- _Stated task_
In how many lines of the data does the word "gluino" appear? Give the number by itself.

- _Data extract_

****************

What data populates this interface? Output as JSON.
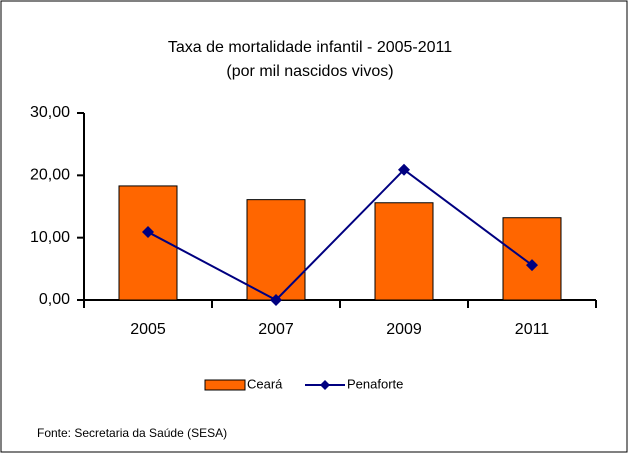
{
  "chart_data": {
    "type": "bar",
    "title": [
      "Taxa de mortalidade infantil - 2005-2011",
      "(por mil nascidos vivos)"
    ],
    "categories": [
      "2005",
      "2007",
      "2009",
      "2011"
    ],
    "series": [
      {
        "name": "Ceará",
        "type": "bar",
        "color": "#ff6600",
        "values": [
          18.3,
          16.1,
          15.6,
          13.2
        ]
      },
      {
        "name": "Penaforte",
        "type": "line",
        "color": "#000080",
        "values": [
          10.9,
          0,
          20.9,
          5.6
        ]
      }
    ],
    "ylim": [
      0,
      30
    ],
    "yticks": [
      {
        "value": 0,
        "label": "0,00"
      },
      {
        "value": 10,
        "label": "10,00"
      },
      {
        "value": 20,
        "label": "20,00"
      },
      {
        "value": 30,
        "label": "30,00"
      }
    ],
    "source": "Fonte: Secretaria da Saúde (SESA)"
  }
}
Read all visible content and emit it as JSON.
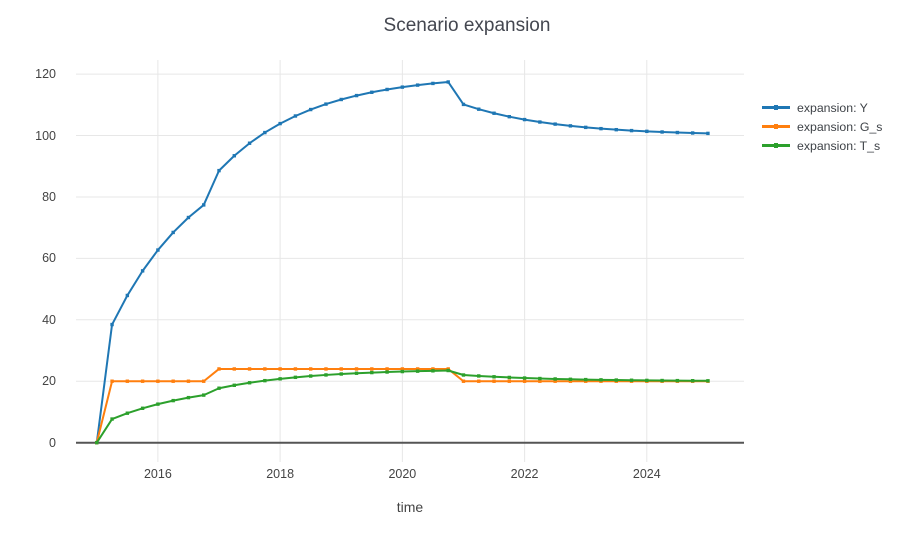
{
  "figure": {
    "title": "Scenario expansion",
    "x_axis_title": "time"
  },
  "chart_data": {
    "type": "line",
    "mode": "lines+markers",
    "title": "Scenario expansion",
    "xlabel": "time",
    "ylabel": "",
    "grid": true,
    "legend_position": "right",
    "x_range": [
      2014.66,
      2025.59
    ],
    "y_range": [
      -6.3,
      124.6
    ],
    "x_ticks": [
      2016,
      2018,
      2020,
      2022,
      2024
    ],
    "y_ticks": [
      0,
      20,
      40,
      60,
      80,
      100,
      120
    ],
    "colors": {
      "grid": "#e7e7e7",
      "zeroline": "#555555",
      "text": "#444444"
    },
    "x": [
      2015.0,
      2015.25,
      2015.5,
      2015.75,
      2016.0,
      2016.25,
      2016.5,
      2016.75,
      2017.0,
      2017.25,
      2017.5,
      2017.75,
      2018.0,
      2018.25,
      2018.5,
      2018.75,
      2019.0,
      2019.25,
      2019.5,
      2019.75,
      2020.0,
      2020.25,
      2020.5,
      2020.75,
      2021.0,
      2021.25,
      2021.5,
      2021.75,
      2022.0,
      2022.25,
      2022.5,
      2022.75,
      2023.0,
      2023.25,
      2023.5,
      2023.75,
      2024.0,
      2024.25,
      2024.5,
      2024.75,
      2025.0
    ],
    "series": [
      {
        "name": "expansion: Y",
        "color": "#1f77b4",
        "values": [
          0,
          38.46,
          47.93,
          55.94,
          62.72,
          68.45,
          73.31,
          77.41,
          88.58,
          93.42,
          97.5,
          100.97,
          103.89,
          106.37,
          108.47,
          110.24,
          111.74,
          113.01,
          114.09,
          115.0,
          115.77,
          116.42,
          116.97,
          117.44,
          110.14,
          108.58,
          107.26,
          106.14,
          105.2,
          104.4,
          103.72,
          103.15,
          102.66,
          102.25,
          101.91,
          101.61,
          101.37,
          101.16,
          100.98,
          100.83,
          100.7
        ]
      },
      {
        "name": "expansion: G_s",
        "color": "#ff7f0e",
        "values": [
          0,
          20,
          20,
          20,
          20,
          20,
          20,
          20,
          24,
          24,
          24,
          24,
          24,
          24,
          24,
          24,
          24,
          24,
          24,
          24,
          24,
          24,
          24,
          24,
          20,
          20,
          20,
          20,
          20,
          20,
          20,
          20,
          20,
          20,
          20,
          20,
          20,
          20,
          20,
          20,
          20
        ]
      },
      {
        "name": "expansion: T_s",
        "color": "#2ca02c",
        "values": [
          0,
          7.69,
          9.59,
          11.19,
          12.54,
          13.69,
          14.66,
          15.48,
          17.72,
          18.68,
          19.5,
          20.19,
          20.78,
          21.27,
          21.69,
          22.05,
          22.35,
          22.6,
          22.82,
          23.0,
          23.15,
          23.28,
          23.39,
          23.49,
          22.03,
          21.72,
          21.45,
          21.23,
          21.04,
          20.88,
          20.74,
          20.63,
          20.53,
          20.45,
          20.38,
          20.32,
          20.27,
          20.23,
          20.2,
          20.17,
          20.14
        ]
      }
    ]
  }
}
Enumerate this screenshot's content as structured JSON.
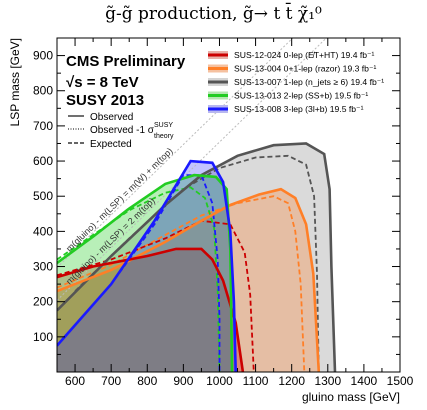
{
  "chart_data": {
    "type": "area",
    "title": "g̃-g̃ production, g̃→ t t̄ χ̃₁⁰",
    "xlabel": "gluino mass [GeV]",
    "ylabel": "LSP mass [GeV]",
    "xlim": [
      550,
      1500
    ],
    "ylim": [
      0,
      950
    ],
    "xticks": [
      "600",
      "700",
      "800",
      "900",
      "1000",
      "1100",
      "1200",
      "1300",
      "1400",
      "1500"
    ],
    "yticks": [
      "100",
      "200",
      "300",
      "400",
      "500",
      "600",
      "700",
      "800",
      "900"
    ],
    "header": {
      "collab": "CMS Preliminary",
      "energy": "√s = 8 TeV",
      "conf": "SUSY 2013"
    },
    "style_legend": {
      "observed": "Observed",
      "observed_1sigma": "Observed -1 σ",
      "sigma_sup": "SUSY",
      "sigma_sub": "theory",
      "expected": "Expected"
    },
    "diagonals": [
      {
        "label": "m(gluino) - m(LSP) = m(W) + m(top)",
        "offset": 253
      },
      {
        "label": "m(gluino) - m(LSP) = 2 m(top)",
        "offset": 346
      }
    ],
    "series": [
      {
        "name": "SUS-12-024 0-lep (E̸T+HT) 19.4 fb⁻¹",
        "color": "#cc0000",
        "observed": [
          [
            550,
            270
          ],
          [
            650,
            300
          ],
          [
            800,
            330
          ],
          [
            880,
            350
          ],
          [
            950,
            350
          ],
          [
            980,
            320
          ],
          [
            1010,
            260
          ],
          [
            1045,
            140
          ],
          [
            1065,
            0
          ]
        ],
        "expected": [
          [
            550,
            275
          ],
          [
            700,
            320
          ],
          [
            850,
            380
          ],
          [
            950,
            430
          ],
          [
            1030,
            420
          ],
          [
            1070,
            340
          ],
          [
            1085,
            220
          ],
          [
            1095,
            0
          ]
        ]
      },
      {
        "name": "SUS-13-004 0+1-lep (razor) 19.3 fb⁻¹",
        "color": "#ff7f27",
        "observed": [
          [
            550,
            230
          ],
          [
            700,
            290
          ],
          [
            850,
            370
          ],
          [
            950,
            430
          ],
          [
            1030,
            475
          ],
          [
            1110,
            505
          ],
          [
            1170,
            520
          ],
          [
            1210,
            495
          ],
          [
            1240,
            420
          ],
          [
            1260,
            280
          ],
          [
            1275,
            0
          ]
        ],
        "expected": [
          [
            550,
            240
          ],
          [
            700,
            305
          ],
          [
            850,
            390
          ],
          [
            950,
            445
          ],
          [
            1050,
            480
          ],
          [
            1150,
            500
          ],
          [
            1190,
            480
          ],
          [
            1210,
            400
          ],
          [
            1225,
            250
          ],
          [
            1235,
            0
          ]
        ]
      },
      {
        "name": "SUS-13-007 1-lep (n_jets ≥ 6) 19.4 fb⁻¹",
        "color": "#555555",
        "observed": [
          [
            550,
            175
          ],
          [
            700,
            330
          ],
          [
            850,
            475
          ],
          [
            950,
            560
          ],
          [
            1050,
            615
          ],
          [
            1150,
            645
          ],
          [
            1240,
            650
          ],
          [
            1290,
            620
          ],
          [
            1305,
            520
          ],
          [
            1310,
            300
          ],
          [
            1320,
            0
          ]
        ],
        "expected": [
          [
            600,
            230
          ],
          [
            750,
            380
          ],
          [
            900,
            520
          ],
          [
            1000,
            580
          ],
          [
            1100,
            610
          ],
          [
            1190,
            615
          ],
          [
            1240,
            590
          ],
          [
            1262,
            500
          ],
          [
            1270,
            280
          ],
          [
            1275,
            0
          ]
        ]
      },
      {
        "name": "SUS-13-013 2-lep (SS+b) 19.5 fb⁻¹",
        "color": "#22cc22",
        "observed": [
          [
            550,
            310
          ],
          [
            650,
            385
          ],
          [
            750,
            465
          ],
          [
            850,
            535
          ],
          [
            930,
            560
          ],
          [
            990,
            555
          ],
          [
            1020,
            520
          ],
          [
            1030,
            350
          ],
          [
            1035,
            0
          ]
        ],
        "expected": [
          [
            550,
            320
          ],
          [
            650,
            390
          ],
          [
            750,
            460
          ],
          [
            850,
            510
          ],
          [
            920,
            525
          ],
          [
            960,
            495
          ],
          [
            985,
            410
          ],
          [
            995,
            230
          ],
          [
            1000,
            0
          ]
        ]
      },
      {
        "name": "SUS-13-008 3-lep (3l+b) 19.5 fb⁻¹",
        "color": "#1a1aff",
        "observed": [
          [
            550,
            75
          ],
          [
            700,
            250
          ],
          [
            820,
            430
          ],
          [
            920,
            600
          ],
          [
            980,
            595
          ],
          [
            1010,
            540
          ],
          [
            1030,
            400
          ],
          [
            1040,
            200
          ],
          [
            1045,
            0
          ]
        ],
        "expected": [
          [
            550,
            75
          ],
          [
            700,
            250
          ],
          [
            820,
            420
          ],
          [
            900,
            560
          ],
          [
            950,
            560
          ],
          [
            980,
            480
          ],
          [
            995,
            320
          ],
          [
            1000,
            150
          ],
          [
            1000,
            0
          ]
        ]
      }
    ],
    "legend_placement": "top-right"
  }
}
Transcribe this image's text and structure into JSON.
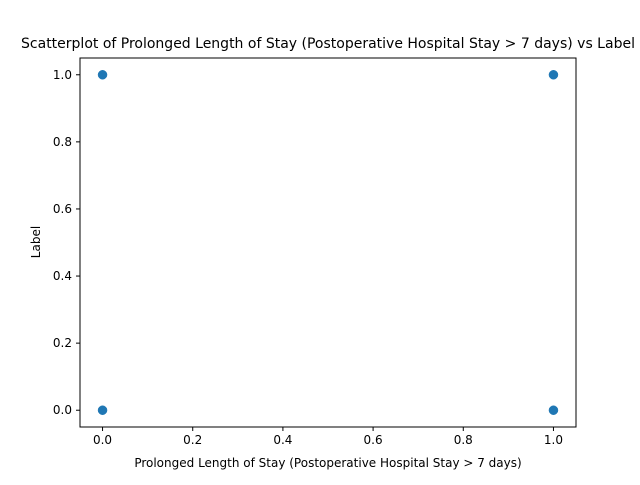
{
  "chart_data": {
    "type": "scatter",
    "title": "Scatterplot of Prolonged Length of Stay (Postoperative Hospital Stay > 7 days) vs Label",
    "xlabel": "Prolonged Length of Stay (Postoperative Hospital Stay > 7 days)",
    "ylabel": "Label",
    "xlim": [
      -0.05,
      1.05
    ],
    "ylim": [
      -0.05,
      1.05
    ],
    "xticks": [
      0.0,
      0.2,
      0.4,
      0.6,
      0.8,
      1.0
    ],
    "yticks": [
      0.0,
      0.2,
      0.4,
      0.6,
      0.8,
      1.0
    ],
    "xtick_labels": [
      "0.0",
      "0.2",
      "0.4",
      "0.6",
      "0.8",
      "1.0"
    ],
    "ytick_labels": [
      "0.0",
      "0.2",
      "0.4",
      "0.6",
      "0.8",
      "1.0"
    ],
    "grid": false,
    "marker_color": "#1f77b4",
    "points": [
      {
        "x": 0,
        "y": 1
      },
      {
        "x": 1,
        "y": 1
      },
      {
        "x": 0,
        "y": 0
      },
      {
        "x": 1,
        "y": 0
      }
    ]
  }
}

****************

- _Output below_
3